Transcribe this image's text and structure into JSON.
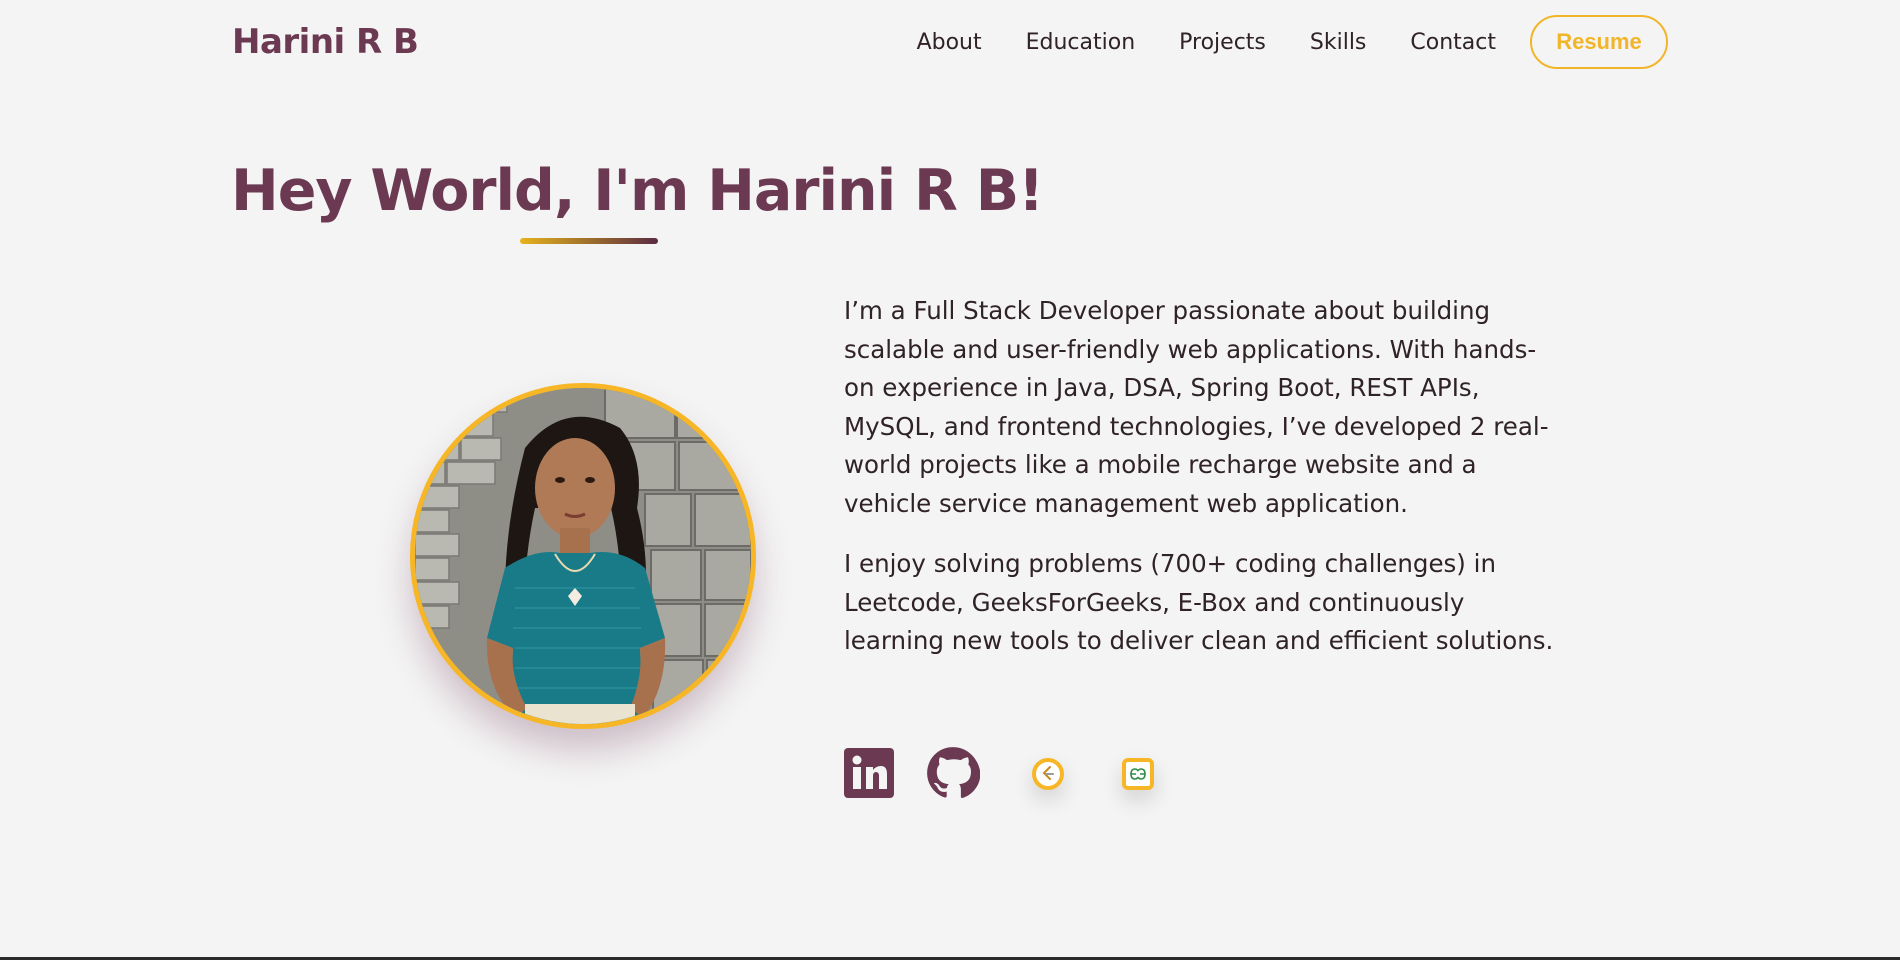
{
  "brand": {
    "name": "Harini R B"
  },
  "nav": {
    "links": [
      "About",
      "Education",
      "Projects",
      "Skills",
      "Contact"
    ],
    "resume_label": "Resume"
  },
  "hero": {
    "title": "Hey World, I'm Harini R B!",
    "about_paragraphs": [
      "I’m a Full Stack Developer passionate about building scalable and user-friendly web applications. With hands-on experience in Java, DSA, Spring Boot, REST APIs, MySQL, and frontend technologies, I’ve developed 2 real-world projects like a mobile recharge website and a vehicle service management web application.",
      "I enjoy solving problems (700+ coding challenges) in Leetcode, GeeksForGeeks, E-Box and continuously learning new tools to deliver clean and efficient solutions."
    ]
  },
  "socials": [
    {
      "icon": "linkedin-icon"
    },
    {
      "icon": "github-icon"
    },
    {
      "icon": "leetcode-icon"
    },
    {
      "icon": "geeksforgeeks-icon"
    }
  ],
  "colors": {
    "brand_plum": "#6b3a52",
    "accent_gold": "#f2b52a",
    "background": "#f4f4f4",
    "text": "#2f2228"
  }
}
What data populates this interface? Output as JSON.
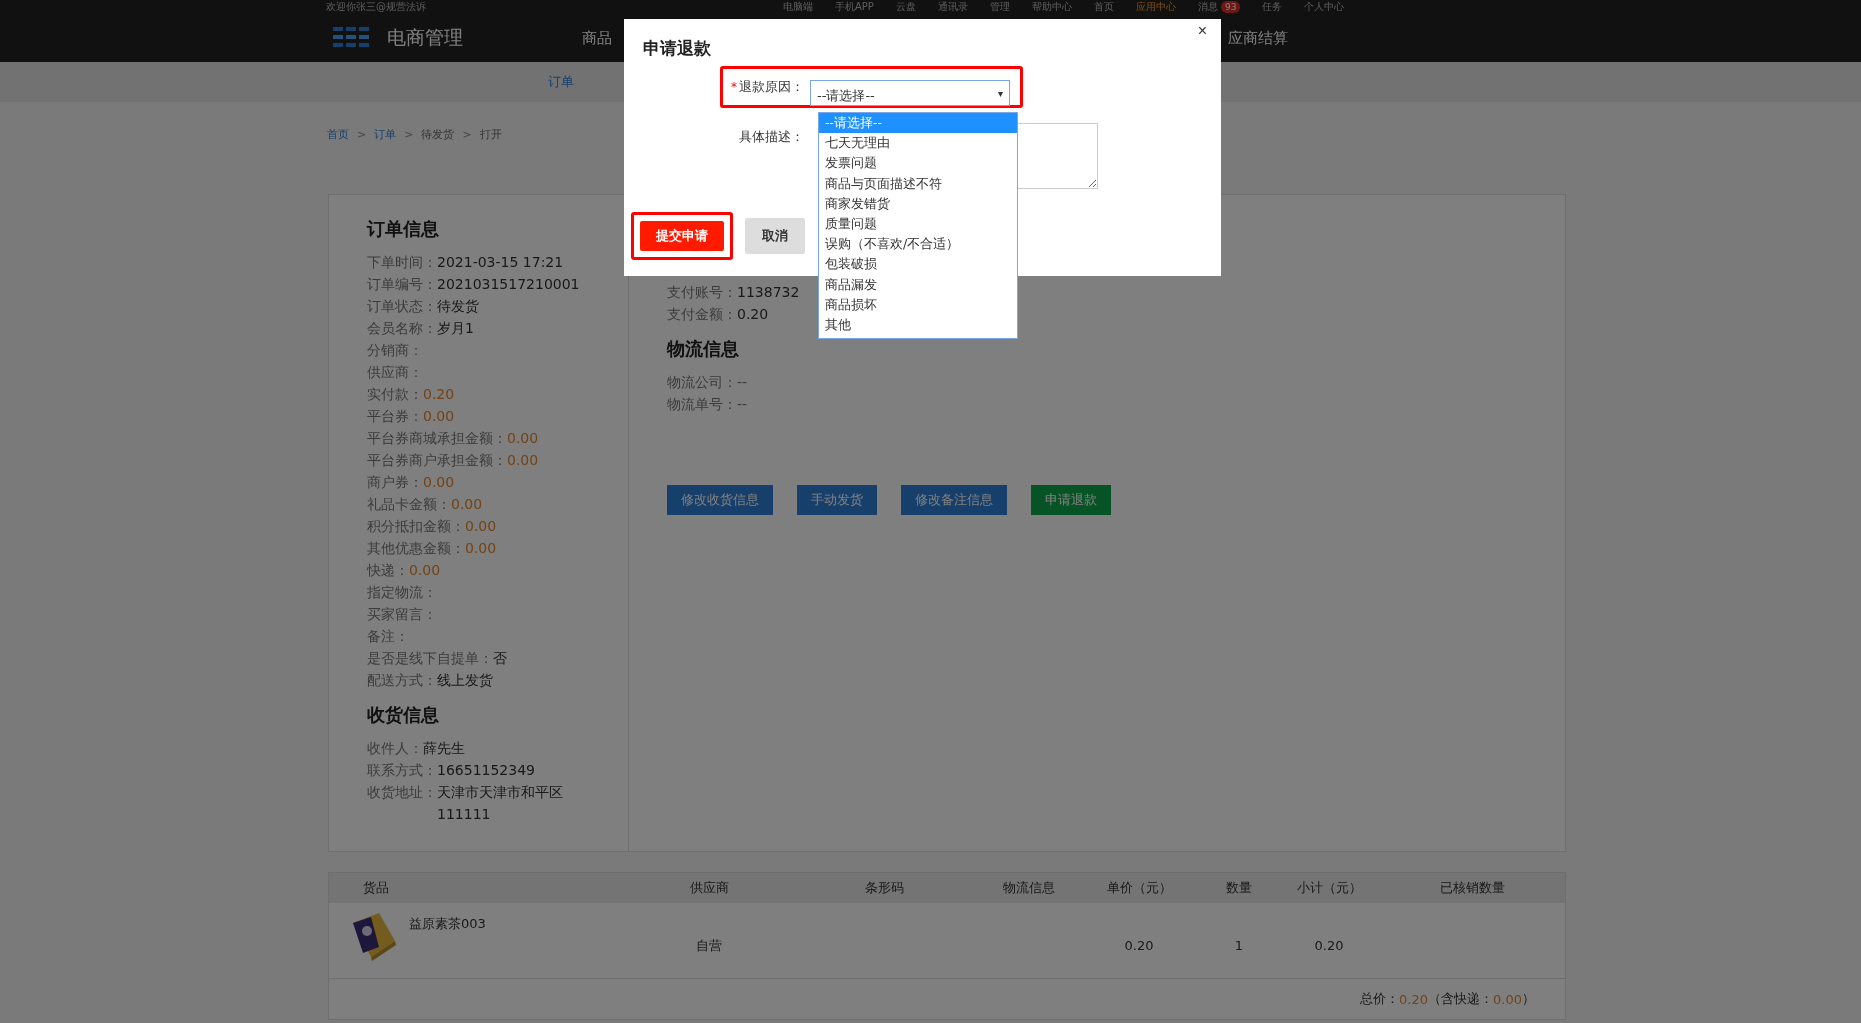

☆ ☆ ☆

> [WHAT THE TASK ASKS]: Do not copy the pictures, but repeat every line exactly.

> [ANSWER IN FULL]:
Transcribe this image's text and structure into JSON.
{
  "brand": {
    "name": "Harini R B"
  },
  "nav": {
    "links": [
      "About",
      "Education",
      "Projects",
      "Skills",
      "Contact"
    ],
    "resume_label": "Resume"
  },
  "hero": {
    "title": "Hey World, I'm Harini R B!",
    "about_paragraphs": [
      "I’m a Full Stack Developer passionate about building scalable and user-friendly web applications. With hands-on experience in Java, DSA, Spring Boot, REST APIs, MySQL, and frontend technologies, I’ve developed 2 real-world projects like a mobile recharge website and a vehicle service management web application.",
      "I enjoy solving problems (700+ coding challenges) in Leetcode, GeeksForGeeks, E-Box and continuously learning new tools to deliver clean and efficient solutions."
    ]
  },
  "socials": [
    {
      "icon": "linkedin-icon"
    },
    {
      "icon": "github-icon"
    },
    {
      "icon": "leetcode-icon"
    },
    {
      "icon": "geeksforgeeks-icon"
    }
  ],
  "colors": {
    "brand_plum": "#6b3a52",
    "accent_gold": "#f2b52a",
    "background": "#f4f4f4",
    "text": "#2f2228"
  }
}
What data populates this interface? Output as JSON.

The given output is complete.